DESCRIPTION OF THE TASK - What follows is a set of records; restate each one word for word and drop the pictures.

Figure collection entries -
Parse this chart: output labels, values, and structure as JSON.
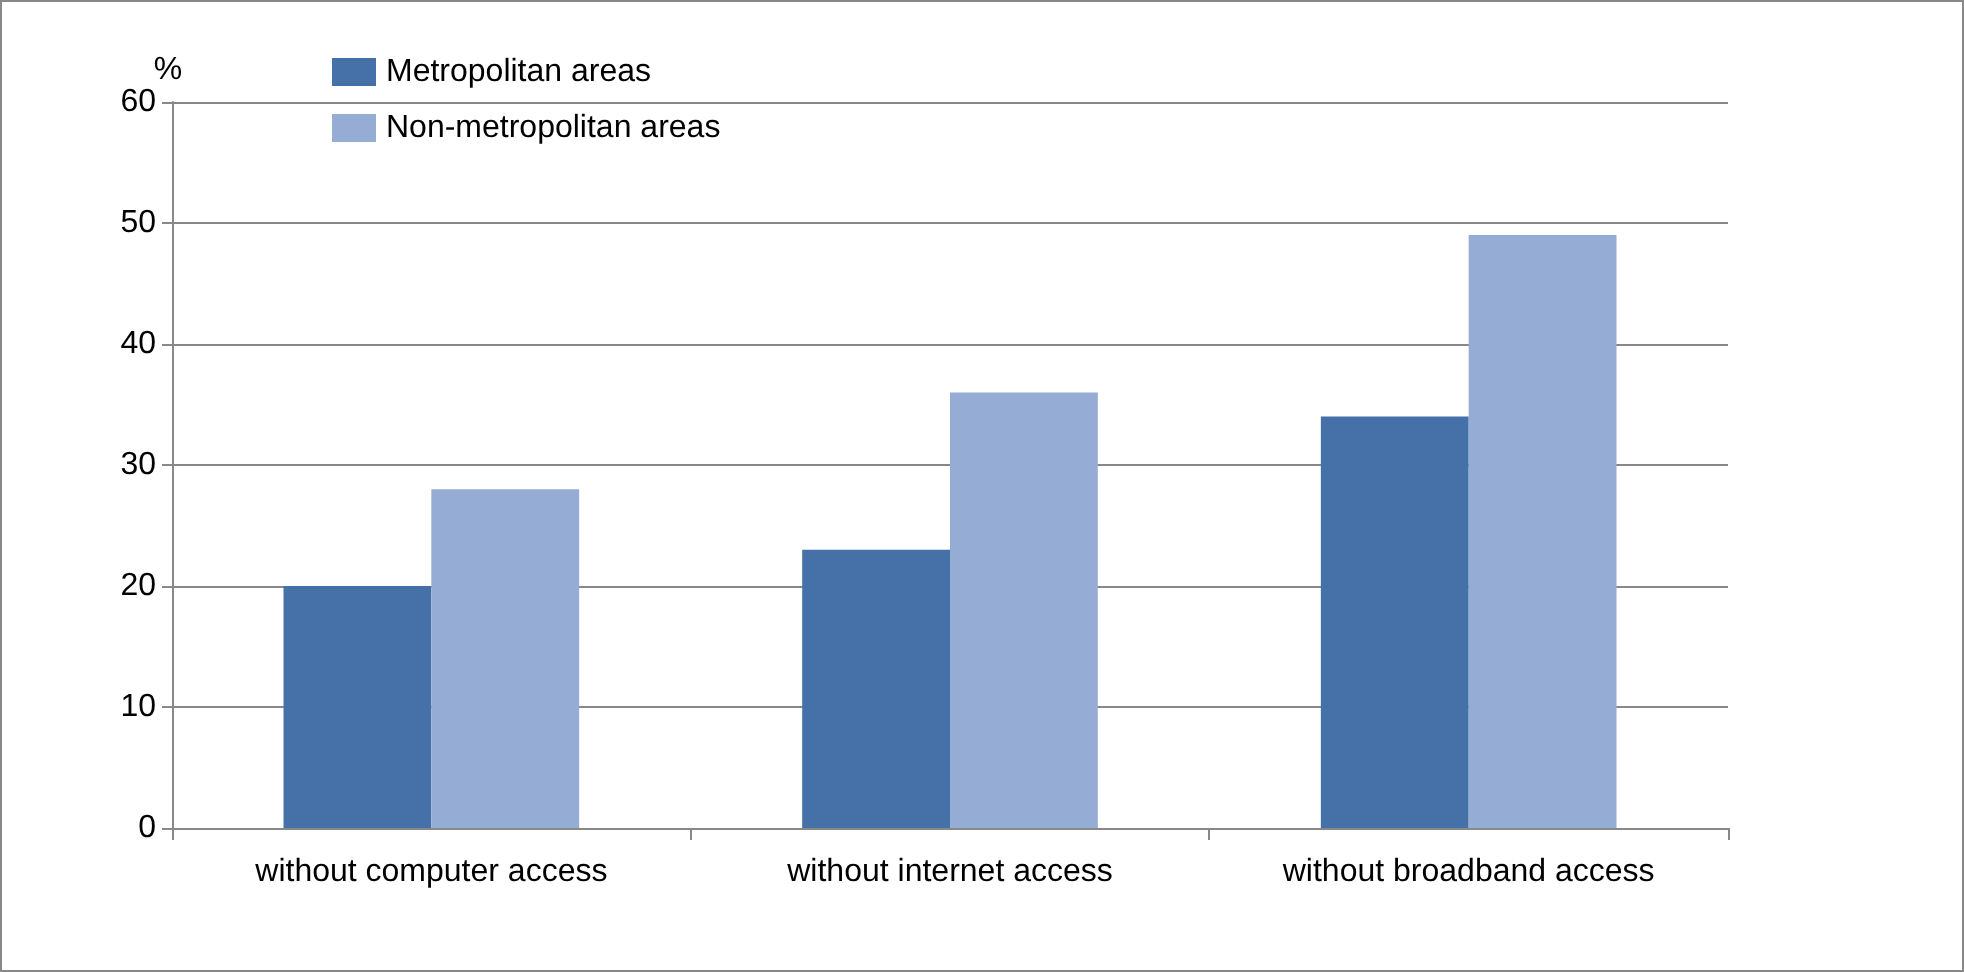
{
  "chart_data": {
    "type": "bar",
    "ylabel": "%",
    "categories": [
      "without computer access",
      "without internet access",
      "without broadband access"
    ],
    "series": [
      {
        "name": "Metropolitan areas",
        "color": "#4571a8",
        "values": [
          20,
          23,
          34
        ]
      },
      {
        "name": "Non-metropolitan areas",
        "color": "#95acd5",
        "values": [
          28,
          36,
          49
        ]
      }
    ],
    "ylim": [
      0,
      60
    ],
    "yticks": [
      0,
      10,
      20,
      30,
      40,
      50,
      60
    ],
    "grid": "y",
    "legend": "top left"
  }
}
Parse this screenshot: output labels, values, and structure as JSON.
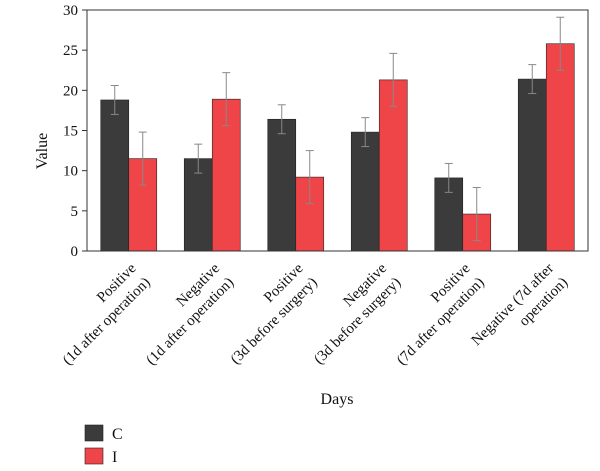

FINISHED TASK -
Parse this chart: output labels, values, and structure as JSON.
{
  "chart_data": {
    "type": "bar",
    "ylabel": "%",
    "categories": [
      "without computer access",
      "without internet access",
      "without broadband access"
    ],
    "series": [
      {
        "name": "Metropolitan areas",
        "color": "#4571a8",
        "values": [
          20,
          23,
          34
        ]
      },
      {
        "name": "Non-metropolitan areas",
        "color": "#95acd5",
        "values": [
          28,
          36,
          49
        ]
      }
    ],
    "ylim": [
      0,
      60
    ],
    "yticks": [
      0,
      10,
      20,
      30,
      40,
      50,
      60
    ],
    "grid": "y",
    "legend": "top left"
  }
}
Parse this screenshot: output labels, values, and structure as JSON.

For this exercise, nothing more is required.